--- START ---

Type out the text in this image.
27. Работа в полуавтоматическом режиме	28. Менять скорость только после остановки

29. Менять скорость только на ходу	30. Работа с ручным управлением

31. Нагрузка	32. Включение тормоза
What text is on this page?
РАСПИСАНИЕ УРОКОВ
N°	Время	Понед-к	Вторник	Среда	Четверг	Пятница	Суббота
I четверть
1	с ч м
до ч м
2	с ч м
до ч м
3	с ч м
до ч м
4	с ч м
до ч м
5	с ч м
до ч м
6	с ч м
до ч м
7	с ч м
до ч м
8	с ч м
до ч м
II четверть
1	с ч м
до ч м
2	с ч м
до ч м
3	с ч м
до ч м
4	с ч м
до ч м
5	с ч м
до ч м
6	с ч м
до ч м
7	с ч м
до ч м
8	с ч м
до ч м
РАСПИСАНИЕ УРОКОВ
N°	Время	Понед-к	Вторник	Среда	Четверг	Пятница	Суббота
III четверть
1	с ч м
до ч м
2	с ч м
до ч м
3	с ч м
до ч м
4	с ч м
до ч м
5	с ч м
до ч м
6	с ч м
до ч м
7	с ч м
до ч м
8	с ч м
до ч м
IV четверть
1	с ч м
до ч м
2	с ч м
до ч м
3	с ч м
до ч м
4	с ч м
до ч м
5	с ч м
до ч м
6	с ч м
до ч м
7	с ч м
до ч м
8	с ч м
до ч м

--- END ---

- What is required:
Send back all of the entries exactly, with nothing missing.

- Correct output:
Type out the text in this image.
27. Работа в полуавтоматическом режиме	28. Менять скорость только после остановки

29. Менять скорость только на ходу	30. Работа с ручным управлением

31. Нагрузка	32. Включение тормоза
What text is on this page?
РАСПИСАНИЕ УРОКОВ
N°	Время	Понед-к	Вторник	Среда	Четверг	Пятница	Суббота
I четверть
1	с ч м
до ч м
2	с ч м
до ч м
3	с ч м
до ч м
4	с ч м
до ч м
5	с ч м
до ч м
6	с ч м
до ч м
7	с ч м
до ч м
8	с ч м
до ч м
II четверть
1	с ч м
до ч м
2	с ч м
до ч м
3	с ч м
до ч м
4	с ч м
до ч м
5	с ч м
до ч м
6	с ч м
до ч м
7	с ч м
до ч м
8	с ч м
до ч м
РАСПИСАНИЕ УРОКОВ
N°	Время	Понед-к	Вторник	Среда	Четверг	Пятница	Суббота
III четверть
1	с ч м
до ч м
2	с ч м
до ч м
3	с ч м
до ч м
4	с ч м
до ч м
5	с ч м
до ч м
6	с ч м
до ч м
7	с ч м
до ч м
8	с ч м
до ч м
IV четверть
1	с ч м
до ч м
2	с ч м
до ч м
3	с ч м
до ч м
4	с ч м
до ч м
5	с ч м
до ч м
6	с ч м
до ч м
7	с ч м
до ч м
8	с ч м
до ч м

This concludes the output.